### Task to carry out
Every record should be copied exactly, except that pictures are to be omitted.

### Data for this exercise
- - -
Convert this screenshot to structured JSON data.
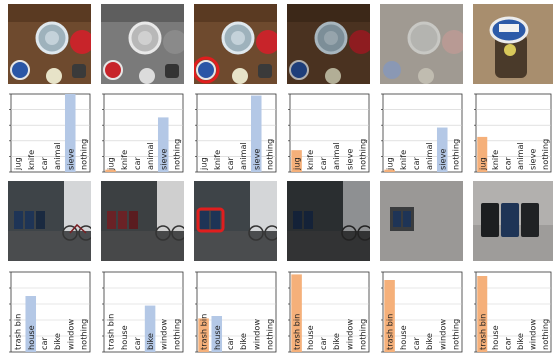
{
  "figure": {
    "rows": [
      {
        "scene": "kitchen",
        "panels": [
          {
            "variant": "original",
            "highlight": false
          },
          {
            "variant": "grayscale",
            "highlight": false
          },
          {
            "variant": "red-highlight",
            "highlight": true
          },
          {
            "variant": "darkened",
            "highlight": false
          },
          {
            "variant": "faded-center",
            "highlight": false
          },
          {
            "variant": "zoom-jar",
            "highlight": false
          }
        ]
      },
      {
        "scene": "street",
        "panels": [
          {
            "variant": "original",
            "highlight": false
          },
          {
            "variant": "red-tint-bins",
            "highlight": false
          },
          {
            "variant": "red-box-bins",
            "highlight": true
          },
          {
            "variant": "darkened",
            "highlight": false
          },
          {
            "variant": "faded-bins",
            "highlight": false
          },
          {
            "variant": "zoom-bins",
            "highlight": false
          }
        ]
      }
    ]
  },
  "chart_data": [
    {
      "type": "bar",
      "group": "kitchen",
      "panel": 1,
      "categories": [
        "jug",
        "knife",
        "car",
        "animal",
        "sieve",
        "nothing"
      ],
      "values": [
        0,
        0,
        0,
        0,
        1.0,
        0
      ],
      "colors": [
        "#f5b07a",
        "#f5b07a",
        "#b4c8e6",
        "#b4c8e6",
        "#b4c8e6",
        "#b4c8e6"
      ],
      "ylim": [
        0,
        1
      ]
    },
    {
      "type": "bar",
      "group": "kitchen",
      "panel": 2,
      "categories": [
        "jug",
        "knife",
        "car",
        "animal",
        "sieve",
        "nothing"
      ],
      "values": [
        0.03,
        0,
        0,
        0,
        0.7,
        0
      ],
      "colors": [
        "#f5b07a",
        "#f5b07a",
        "#b4c8e6",
        "#b4c8e6",
        "#b4c8e6",
        "#b4c8e6"
      ],
      "ylim": [
        0,
        1
      ]
    },
    {
      "type": "bar",
      "group": "kitchen",
      "panel": 3,
      "categories": [
        "jug",
        "knife",
        "car",
        "animal",
        "sieve",
        "nothing"
      ],
      "values": [
        0,
        0,
        0,
        0,
        0.98,
        0
      ],
      "colors": [
        "#f5b07a",
        "#f5b07a",
        "#b4c8e6",
        "#b4c8e6",
        "#b4c8e6",
        "#b4c8e6"
      ],
      "ylim": [
        0,
        1
      ]
    },
    {
      "type": "bar",
      "group": "kitchen",
      "panel": 4,
      "categories": [
        "jug",
        "knife",
        "car",
        "animal",
        "sieve",
        "nothing"
      ],
      "values": [
        0.28,
        0,
        0,
        0,
        0,
        0
      ],
      "colors": [
        "#f5b07a",
        "#f5b07a",
        "#b4c8e6",
        "#b4c8e6",
        "#b4c8e6",
        "#b4c8e6"
      ],
      "ylim": [
        0,
        1
      ]
    },
    {
      "type": "bar",
      "group": "kitchen",
      "panel": 5,
      "categories": [
        "jug",
        "knife",
        "car",
        "animal",
        "sieve",
        "nothing"
      ],
      "values": [
        0.03,
        0,
        0,
        0,
        0.57,
        0
      ],
      "colors": [
        "#f5b07a",
        "#f5b07a",
        "#b4c8e6",
        "#b4c8e6",
        "#b4c8e6",
        "#b4c8e6"
      ],
      "ylim": [
        0,
        1
      ]
    },
    {
      "type": "bar",
      "group": "kitchen",
      "panel": 6,
      "categories": [
        "jug",
        "knife",
        "car",
        "animal",
        "sieve",
        "nothing"
      ],
      "values": [
        0.45,
        0,
        0,
        0,
        0,
        0
      ],
      "colors": [
        "#f5b07a",
        "#f5b07a",
        "#b4c8e6",
        "#b4c8e6",
        "#b4c8e6",
        "#b4c8e6"
      ],
      "ylim": [
        0,
        1
      ]
    },
    {
      "type": "bar",
      "group": "street",
      "panel": 1,
      "categories": [
        "trash bin",
        "house",
        "car",
        "bike",
        "window",
        "nothing"
      ],
      "values": [
        0,
        0.7,
        0,
        0,
        0,
        0
      ],
      "colors": [
        "#f5b07a",
        "#b4c8e6",
        "#b4c8e6",
        "#b4c8e6",
        "#b4c8e6",
        "#b4c8e6"
      ],
      "ylim": [
        0,
        1
      ]
    },
    {
      "type": "bar",
      "group": "street",
      "panel": 2,
      "categories": [
        "trash bin",
        "house",
        "car",
        "bike",
        "window",
        "nothing"
      ],
      "values": [
        0,
        0,
        0,
        0.58,
        0,
        0
      ],
      "colors": [
        "#f5b07a",
        "#b4c8e6",
        "#b4c8e6",
        "#b4c8e6",
        "#b4c8e6",
        "#b4c8e6"
      ],
      "ylim": [
        0,
        1
      ]
    },
    {
      "type": "bar",
      "group": "street",
      "panel": 3,
      "categories": [
        "trash bin",
        "house",
        "car",
        "bike",
        "window",
        "nothing"
      ],
      "values": [
        0.42,
        0.45,
        0,
        0,
        0,
        0
      ],
      "colors": [
        "#f5b07a",
        "#b4c8e6",
        "#b4c8e6",
        "#b4c8e6",
        "#b4c8e6",
        "#b4c8e6"
      ],
      "ylim": [
        0,
        1
      ]
    },
    {
      "type": "bar",
      "group": "street",
      "panel": 4,
      "categories": [
        "trash bin",
        "house",
        "car",
        "bike",
        "window",
        "nothing"
      ],
      "values": [
        0.97,
        0,
        0,
        0,
        0,
        0
      ],
      "colors": [
        "#f5b07a",
        "#b4c8e6",
        "#b4c8e6",
        "#b4c8e6",
        "#b4c8e6",
        "#b4c8e6"
      ],
      "ylim": [
        0,
        1
      ]
    },
    {
      "type": "bar",
      "group": "street",
      "panel": 5,
      "categories": [
        "trash bin",
        "house",
        "car",
        "bike",
        "window",
        "nothing"
      ],
      "values": [
        0.9,
        0,
        0,
        0,
        0,
        0
      ],
      "colors": [
        "#f5b07a",
        "#b4c8e6",
        "#b4c8e6",
        "#b4c8e6",
        "#b4c8e6",
        "#b4c8e6"
      ],
      "ylim": [
        0,
        1
      ]
    },
    {
      "type": "bar",
      "group": "street",
      "panel": 6,
      "categories": [
        "trash bin",
        "house",
        "car",
        "bike",
        "window",
        "nothing"
      ],
      "values": [
        0.95,
        0,
        0,
        0,
        0,
        0
      ],
      "colors": [
        "#f5b07a",
        "#b4c8e6",
        "#b4c8e6",
        "#b4c8e6",
        "#b4c8e6",
        "#b4c8e6"
      ],
      "ylim": [
        0,
        1
      ]
    }
  ]
}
- - -
### Reply to the exercise
Convert this screenshot to structured JSON data.
{
  "figure": {
    "rows": [
      {
        "scene": "kitchen",
        "panels": [
          {
            "variant": "original",
            "highlight": false
          },
          {
            "variant": "grayscale",
            "highlight": false
          },
          {
            "variant": "red-highlight",
            "highlight": true
          },
          {
            "variant": "darkened",
            "highlight": false
          },
          {
            "variant": "faded-center",
            "highlight": false
          },
          {
            "variant": "zoom-jar",
            "highlight": false
          }
        ]
      },
      {
        "scene": "street",
        "panels": [
          {
            "variant": "original",
            "highlight": false
          },
          {
            "variant": "red-tint-bins",
            "highlight": false
          },
          {
            "variant": "red-box-bins",
            "highlight": true
          },
          {
            "variant": "darkened",
            "highlight": false
          },
          {
            "variant": "faded-bins",
            "highlight": false
          },
          {
            "variant": "zoom-bins",
            "highlight": false
          }
        ]
      }
    ]
  },
  "chart_data": [
    {
      "type": "bar",
      "group": "kitchen",
      "panel": 1,
      "categories": [
        "jug",
        "knife",
        "car",
        "animal",
        "sieve",
        "nothing"
      ],
      "values": [
        0,
        0,
        0,
        0,
        1.0,
        0
      ],
      "colors": [
        "#f5b07a",
        "#f5b07a",
        "#b4c8e6",
        "#b4c8e6",
        "#b4c8e6",
        "#b4c8e6"
      ],
      "ylim": [
        0,
        1
      ]
    },
    {
      "type": "bar",
      "group": "kitchen",
      "panel": 2,
      "categories": [
        "jug",
        "knife",
        "car",
        "animal",
        "sieve",
        "nothing"
      ],
      "values": [
        0.03,
        0,
        0,
        0,
        0.7,
        0
      ],
      "colors": [
        "#f5b07a",
        "#f5b07a",
        "#b4c8e6",
        "#b4c8e6",
        "#b4c8e6",
        "#b4c8e6"
      ],
      "ylim": [
        0,
        1
      ]
    },
    {
      "type": "bar",
      "group": "kitchen",
      "panel": 3,
      "categories": [
        "jug",
        "knife",
        "car",
        "animal",
        "sieve",
        "nothing"
      ],
      "values": [
        0,
        0,
        0,
        0,
        0.98,
        0
      ],
      "colors": [
        "#f5b07a",
        "#f5b07a",
        "#b4c8e6",
        "#b4c8e6",
        "#b4c8e6",
        "#b4c8e6"
      ],
      "ylim": [
        0,
        1
      ]
    },
    {
      "type": "bar",
      "group": "kitchen",
      "panel": 4,
      "categories": [
        "jug",
        "knife",
        "car",
        "animal",
        "sieve",
        "nothing"
      ],
      "values": [
        0.28,
        0,
        0,
        0,
        0,
        0
      ],
      "colors": [
        "#f5b07a",
        "#f5b07a",
        "#b4c8e6",
        "#b4c8e6",
        "#b4c8e6",
        "#b4c8e6"
      ],
      "ylim": [
        0,
        1
      ]
    },
    {
      "type": "bar",
      "group": "kitchen",
      "panel": 5,
      "categories": [
        "jug",
        "knife",
        "car",
        "animal",
        "sieve",
        "nothing"
      ],
      "values": [
        0.03,
        0,
        0,
        0,
        0.57,
        0
      ],
      "colors": [
        "#f5b07a",
        "#f5b07a",
        "#b4c8e6",
        "#b4c8e6",
        "#b4c8e6",
        "#b4c8e6"
      ],
      "ylim": [
        0,
        1
      ]
    },
    {
      "type": "bar",
      "group": "kitchen",
      "panel": 6,
      "categories": [
        "jug",
        "knife",
        "car",
        "animal",
        "sieve",
        "nothing"
      ],
      "values": [
        0.45,
        0,
        0,
        0,
        0,
        0
      ],
      "colors": [
        "#f5b07a",
        "#f5b07a",
        "#b4c8e6",
        "#b4c8e6",
        "#b4c8e6",
        "#b4c8e6"
      ],
      "ylim": [
        0,
        1
      ]
    },
    {
      "type": "bar",
      "group": "street",
      "panel": 1,
      "categories": [
        "trash bin",
        "house",
        "car",
        "bike",
        "window",
        "nothing"
      ],
      "values": [
        0,
        0.7,
        0,
        0,
        0,
        0
      ],
      "colors": [
        "#f5b07a",
        "#b4c8e6",
        "#b4c8e6",
        "#b4c8e6",
        "#b4c8e6",
        "#b4c8e6"
      ],
      "ylim": [
        0,
        1
      ]
    },
    {
      "type": "bar",
      "group": "street",
      "panel": 2,
      "categories": [
        "trash bin",
        "house",
        "car",
        "bike",
        "window",
        "nothing"
      ],
      "values": [
        0,
        0,
        0,
        0.58,
        0,
        0
      ],
      "colors": [
        "#f5b07a",
        "#b4c8e6",
        "#b4c8e6",
        "#b4c8e6",
        "#b4c8e6",
        "#b4c8e6"
      ],
      "ylim": [
        0,
        1
      ]
    },
    {
      "type": "bar",
      "group": "street",
      "panel": 3,
      "categories": [
        "trash bin",
        "house",
        "car",
        "bike",
        "window",
        "nothing"
      ],
      "values": [
        0.42,
        0.45,
        0,
        0,
        0,
        0
      ],
      "colors": [
        "#f5b07a",
        "#b4c8e6",
        "#b4c8e6",
        "#b4c8e6",
        "#b4c8e6",
        "#b4c8e6"
      ],
      "ylim": [
        0,
        1
      ]
    },
    {
      "type": "bar",
      "group": "street",
      "panel": 4,
      "categories": [
        "trash bin",
        "house",
        "car",
        "bike",
        "window",
        "nothing"
      ],
      "values": [
        0.97,
        0,
        0,
        0,
        0,
        0
      ],
      "colors": [
        "#f5b07a",
        "#b4c8e6",
        "#b4c8e6",
        "#b4c8e6",
        "#b4c8e6",
        "#b4c8e6"
      ],
      "ylim": [
        0,
        1
      ]
    },
    {
      "type": "bar",
      "group": "street",
      "panel": 5,
      "categories": [
        "trash bin",
        "house",
        "car",
        "bike",
        "window",
        "nothing"
      ],
      "values": [
        0.9,
        0,
        0,
        0,
        0,
        0
      ],
      "colors": [
        "#f5b07a",
        "#b4c8e6",
        "#b4c8e6",
        "#b4c8e6",
        "#b4c8e6",
        "#b4c8e6"
      ],
      "ylim": [
        0,
        1
      ]
    },
    {
      "type": "bar",
      "group": "street",
      "panel": 6,
      "categories": [
        "trash bin",
        "house",
        "car",
        "bike",
        "window",
        "nothing"
      ],
      "values": [
        0.95,
        0,
        0,
        0,
        0,
        0
      ],
      "colors": [
        "#f5b07a",
        "#b4c8e6",
        "#b4c8e6",
        "#b4c8e6",
        "#b4c8e6",
        "#b4c8e6"
      ],
      "ylim": [
        0,
        1
      ]
    }
  ]
}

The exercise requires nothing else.